[Start of Material supplied]
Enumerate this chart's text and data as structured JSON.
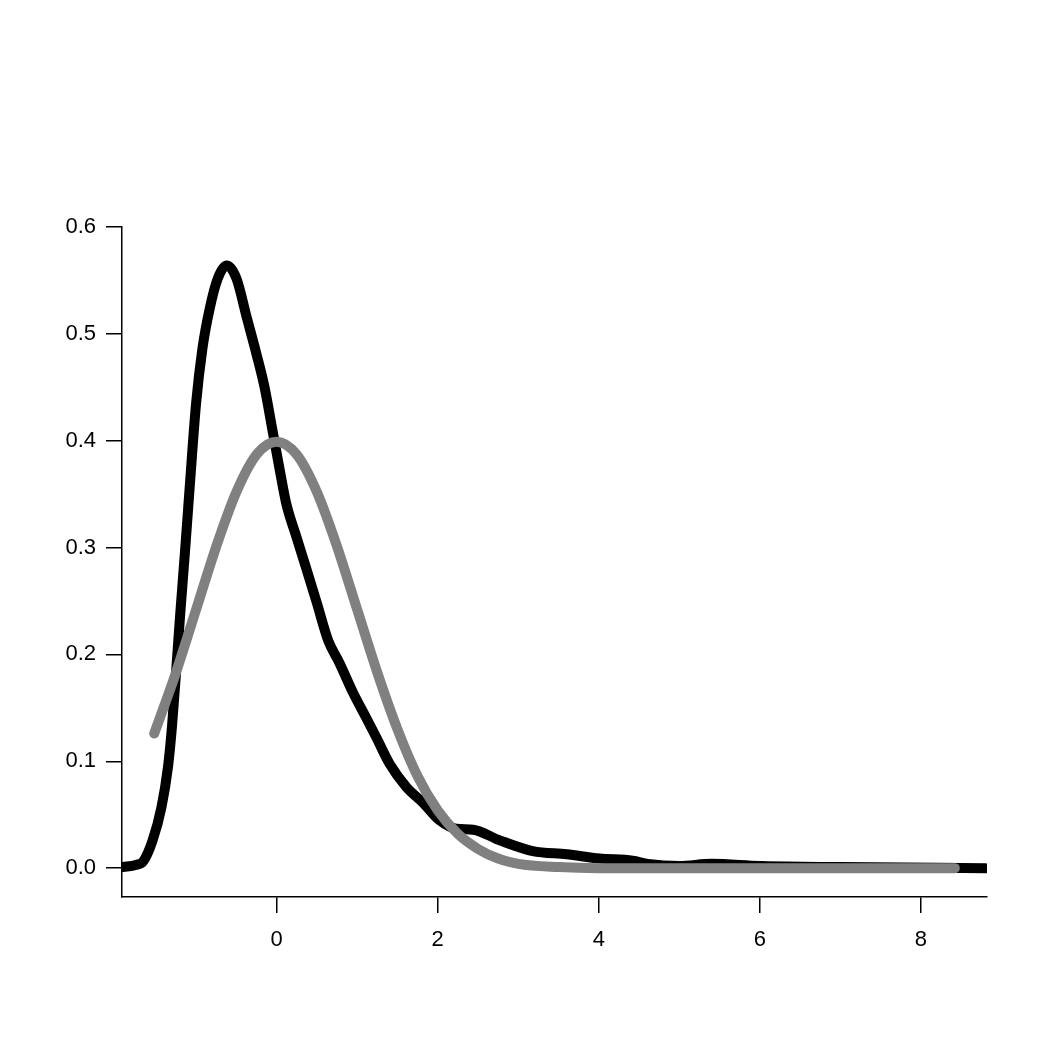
{
  "chart_data": {
    "type": "line",
    "xlim": [
      -1.92,
      8.82
    ],
    "ylim": [
      -0.027,
      0.6
    ],
    "xticks": [
      0,
      2,
      4,
      6,
      8
    ],
    "yticks": [
      {
        "value": 0,
        "label": "0.0"
      },
      0.1,
      0.2,
      0.3,
      0.4,
      0.5,
      0.6
    ],
    "grid": false,
    "legend": false,
    "marker": "none",
    "line_style": "solid",
    "series": [
      {
        "color": "#000000",
        "x": [
          -1.91,
          -1.75,
          -1.66,
          -1.54,
          -1.43,
          -1.35,
          -1.3,
          -1.25,
          -1.2,
          -1.14,
          -1.08,
          -1,
          -0.92,
          -0.83,
          -0.73,
          -0.62,
          -0.5,
          -0.37,
          -0.25,
          -0.15,
          -0.05,
          0.04,
          0.12,
          0.25,
          0.37,
          0.5,
          0.64,
          0.78,
          0.95,
          1.11,
          1.24,
          1.4,
          1.61,
          1.82,
          2.02,
          2.23,
          2.44,
          2.77,
          3.18,
          3.6,
          4.01,
          4.42,
          4.61,
          5,
          5.4,
          6,
          7,
          8.8
        ],
        "values": [
          0.001,
          0.003,
          0.006,
          0.026,
          0.057,
          0.094,
          0.132,
          0.182,
          0.235,
          0.294,
          0.356,
          0.435,
          0.487,
          0.524,
          0.552,
          0.564,
          0.552,
          0.515,
          0.481,
          0.45,
          0.409,
          0.372,
          0.341,
          0.309,
          0.28,
          0.248,
          0.213,
          0.192,
          0.164,
          0.141,
          0.122,
          0.098,
          0.076,
          0.061,
          0.045,
          0.037,
          0.036,
          0.026,
          0.016,
          0.013,
          0.009,
          0.007,
          0.004,
          0.002,
          0.004,
          0.002,
          0.001,
          0
        ]
      },
      {
        "color": "#808080",
        "x": [
          -1.52,
          -1.25,
          -1,
          -0.75,
          -0.5,
          -0.25,
          0,
          0.25,
          0.5,
          0.75,
          1,
          1.25,
          1.5,
          1.75,
          2,
          2.25,
          2.5,
          2.75,
          3,
          3.5,
          4,
          5,
          6,
          7,
          8.42
        ],
        "values": [
          0.126,
          0.183,
          0.242,
          0.301,
          0.352,
          0.387,
          0.399,
          0.387,
          0.352,
          0.301,
          0.242,
          0.183,
          0.13,
          0.086,
          0.054,
          0.032,
          0.018,
          0.009,
          0.004,
          0.001,
          0,
          0,
          0,
          0,
          0
        ]
      }
    ]
  }
}
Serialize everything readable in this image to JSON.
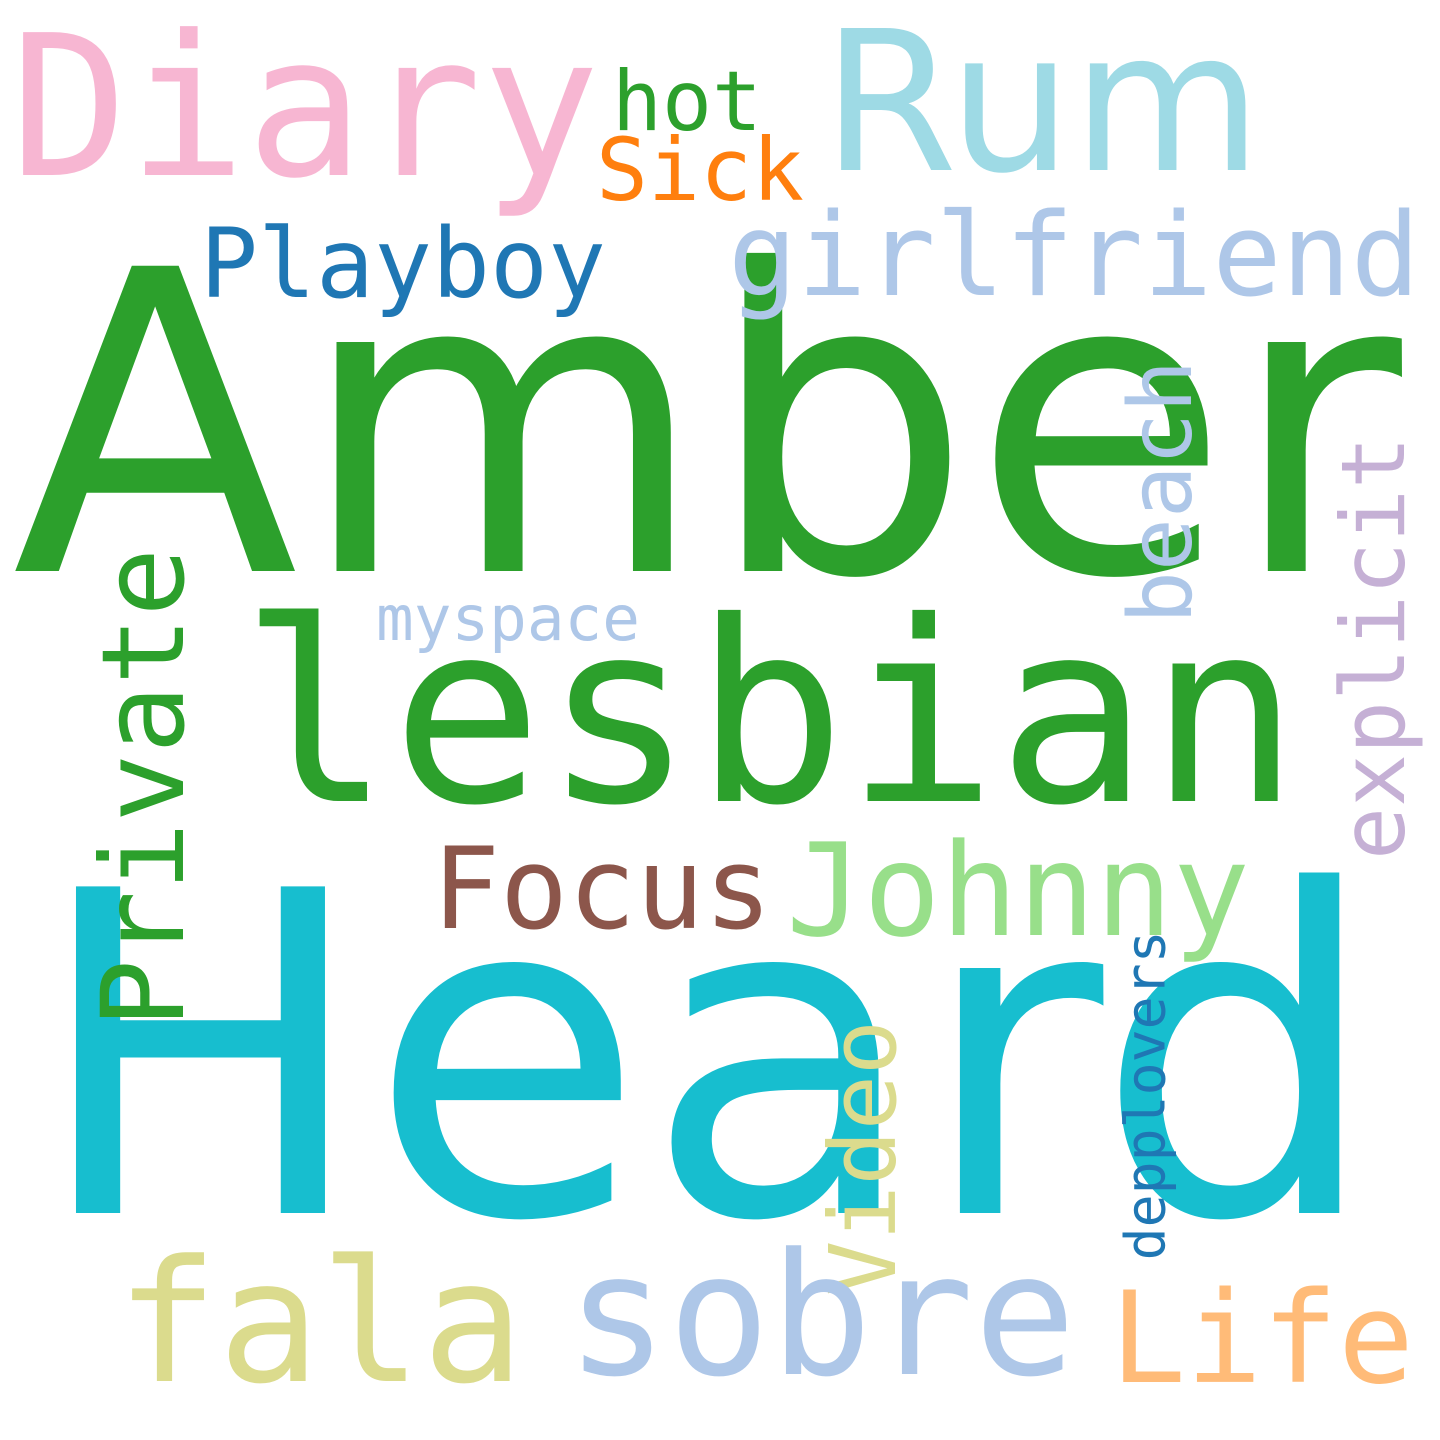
{
  "words": [
    {
      "key": "amber",
      "text": "Amber",
      "color": "#2ca02c",
      "orientation": "horizontal"
    },
    {
      "key": "heard",
      "text": "Heard",
      "color": "#17becf",
      "orientation": "horizontal"
    },
    {
      "key": "rum",
      "text": "Rum",
      "color": "#9edae5",
      "orientation": "horizontal"
    },
    {
      "key": "diary",
      "text": "Diary",
      "color": "#f7b6d2",
      "orientation": "horizontal"
    },
    {
      "key": "lesbian",
      "text": "lesbian",
      "color": "#2ca02c",
      "orientation": "horizontal"
    },
    {
      "key": "girlfriend",
      "text": "girlfriend",
      "color": "#aec7e8",
      "orientation": "horizontal"
    },
    {
      "key": "playboy",
      "text": "Playboy",
      "color": "#1f77b4",
      "orientation": "horizontal"
    },
    {
      "key": "hot",
      "text": "hot",
      "color": "#2ca02c",
      "orientation": "horizontal"
    },
    {
      "key": "sick",
      "text": "Sick",
      "color": "#ff7f0e",
      "orientation": "horizontal"
    },
    {
      "key": "private",
      "text": "Private",
      "color": "#2ca02c",
      "orientation": "vertical"
    },
    {
      "key": "beach",
      "text": "beach",
      "color": "#aec7e8",
      "orientation": "vertical"
    },
    {
      "key": "explicit",
      "text": "explicit",
      "color": "#c5b0d5",
      "orientation": "vertical"
    },
    {
      "key": "myspace",
      "text": "myspace",
      "color": "#aec7e8",
      "orientation": "horizontal"
    },
    {
      "key": "focus",
      "text": "Focus",
      "color": "#8c564b",
      "orientation": "horizontal"
    },
    {
      "key": "johnny",
      "text": "Johnny",
      "color": "#98df8a",
      "orientation": "horizontal"
    },
    {
      "key": "video",
      "text": "Video",
      "color": "#dbdb8d",
      "orientation": "vertical"
    },
    {
      "key": "depplovers",
      "text": "depplovers",
      "color": "#1f77b4",
      "orientation": "vertical"
    },
    {
      "key": "fala",
      "text": "fala",
      "color": "#dbdb8d",
      "orientation": "horizontal"
    },
    {
      "key": "sobre",
      "text": "sobre",
      "color": "#aec7e8",
      "orientation": "horizontal"
    },
    {
      "key": "life",
      "text": "Life",
      "color": "#ffbb78",
      "orientation": "horizontal"
    }
  ]
}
[End of Material supplied]
**Required task:** Look through the records and gather each line with the word "JSON".

**Output for this task:**
Enumerate this chart's text and data as structured JSON.
Serialize everything readable in this image to JSON.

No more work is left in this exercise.